**Direction**
Condense the paragraph of the forum exchange that begins "I understand you clearly now" into a short list of its main points.

**Passage given**
I was pretty dissapointed by the lack of details, and I agree with you, the AnandTech piece is definitely not up to their normally high standards.
Well, I suppose there’s a little miscommunication here. What I meant was referring to with bribe, was not the actual bribe itself, but just the offer of a bribe. I don’t know the correct English word, but in Dutch it is called ‘steekpenning’. I.e. money you offer a politician or judge.
Btw, I wrote: “It might not really affect a relatively large site such as Anandtech, but…”
I was not referring to Anandtech or this review. I just wanted to make a generic statement about the potential implications regarding the integrity of smaller reviewers.
And Sun must be expecting that they get more positive reviews than they would otherwise. Why the hell would a capitalistic enterprise give away hardware if they not expect to benefit from it, in the long run? Right. They would never ever do it.
“Well, I suppose there’s a little miscommunication here. What I meant was referring to with bribe, was not the actual bribe itself, but just the offer of a bribe. I don’t know the correct English word, but in Dutch it is called ‘steekpenning’. I.e. money you offer a politician or judge. ”
I understand you clearly now. I still don’t feel this is the same though, as they are not GIVING anybody a T2000 for free, or even implying if you write a good review, you’ll get one. They are loaning one for evaluation, with hopes that the majority will purchase. They might give one or two away here and there, but that’s a *promotion*, not a bribe. Unless of course, all the buy-one-get-one-free deals you see at local stores are bribery to you. Bribery to me signifies something unethical (ie. offering money to a politician to get your agenda on his list.)
“I was not referring to Anandtech or this review. I just wanted to make a generic statement about the potential implications regarding the integrity of smaller reviewers. ”
Ok, I admit I did see this disclaimer, it just seemed your post was aimed at them. I am clear on your intention now. I don’t feel that Sun is bribing smaller reviewers though, otherwise you’d see a plethora of very positive glowing reviews of the T2000. I’ve actually only seen one or two, and none were very good.
“And Sun must be expecting that they get more positive reviews than they would otherwise. Why the hell would a capitalistic enterprise give away hardware if they not expect to benefit from it, in the long run? Right. They would never ever do it.”
I think Sun expects most people who do the trial of the T2000 to end up purchasing one (or ten.) I’m sure they’d like positive reviews, and I’m sure they’ll take them when they see them, and maybe even give away a free machine or two. The campaign isn’t targetted at reviewers though, it’s targetted at companies. Most won’t bother publishing some blog entry, they are just going to use and abuse the hell out of the machine, and end up liking it and buying it. That’s the point.

**Data lines**

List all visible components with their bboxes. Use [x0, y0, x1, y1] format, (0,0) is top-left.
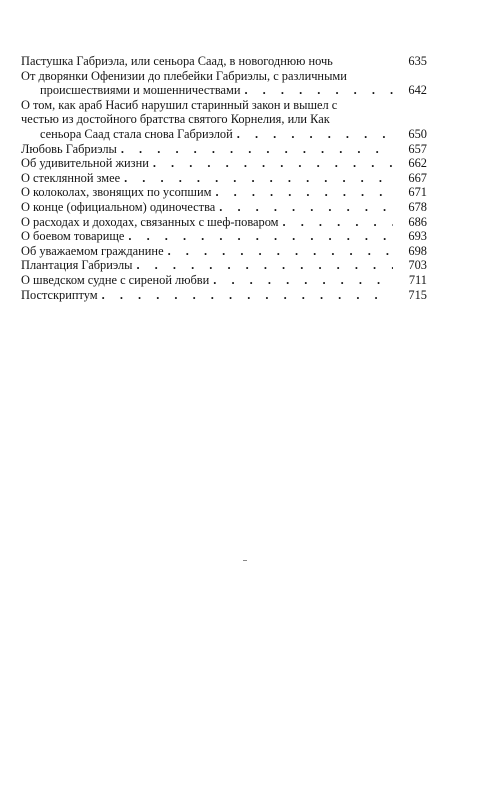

**Response below**
- The writer now understands the other person's meaning but still does not consider Sun's practice the same as bribery.
- Sun is not giving anyone a T2000 for free or implying that a good review will earn one. It loans machines for evaluation in the hope that most people will buy.
- Giving away an occasional machine would be a promotion, not a bribe, much like buy-one-get-one-free deals in local stores.
- To the writer, bribery means something unethical, such as offering money to a politician to get an agenda on his list.